• **REQUIREMENTS**:
Show all lines from the data that include the word "dagsavslut".

• **RECORDS TO USE**:
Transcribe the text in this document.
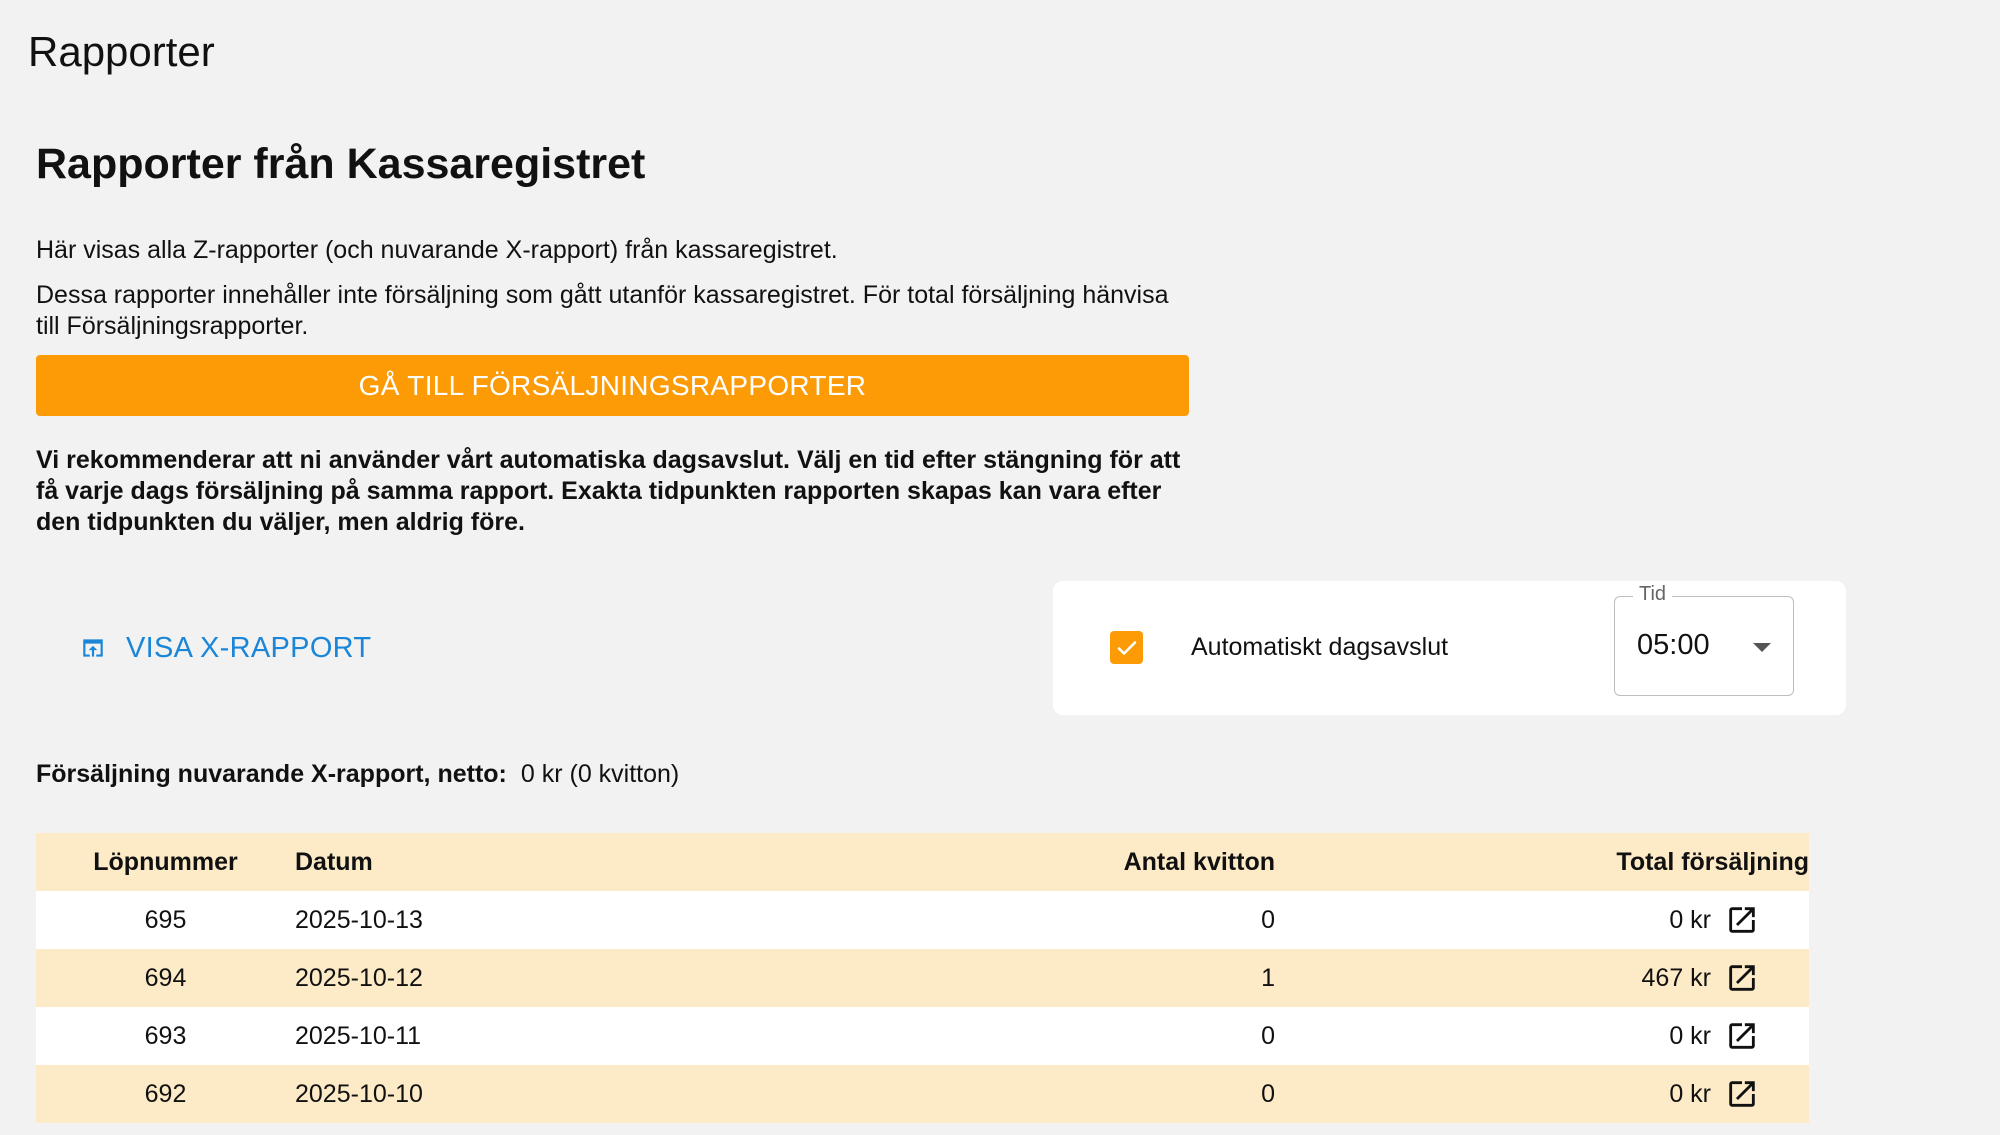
Rapporter
Rapporter från Kassaregistret

Här visas alla Z-rapporter (och nuvarande X-rapport) från kassaregistret.

Dessa rapporter innehåller inte försäljning som gått utanför kassaregistret. För total försäljning hänvisa till Försäljningsrapporter.

GÅ TILL FÖRSÄLJNINGSRAPPORTER

Vi rekommenderar att ni använder vårt automatiska dagsavslut. Välj en tid efter stängning för att få varje dags försäljning på samma rapport. Exakta tidpunkten rapporten skapas kan vara efter den tidpunkten du väljer, men aldrig före.

VISA X-RAPPORT	Automatiskt dagsavslut
Tid
05:00
Försäljning nuvarande X-rapport, netto: 0 kr (0 kvitton)
Löpnummer	Datum	Antal kvitton	Total försäljning
695	2025-10-13	0	0 kr

694	2025-10-12	1	467 kr

693	2025-10-11	0	0 kr

692	2025-10-10	0	0 kr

• **TASK RESPONSE**:
Vi rekommenderar att ni använder vårt automatiska dagsavslut. Välj en tid efter stängning för att få varje dags försäljning på samma rapport. Exakta tidpunkten rapporten skapas kan vara efter den tidpunkten du väljer, men aldrig före.
VISA X-RAPPORT	Automatiskt dagsavslut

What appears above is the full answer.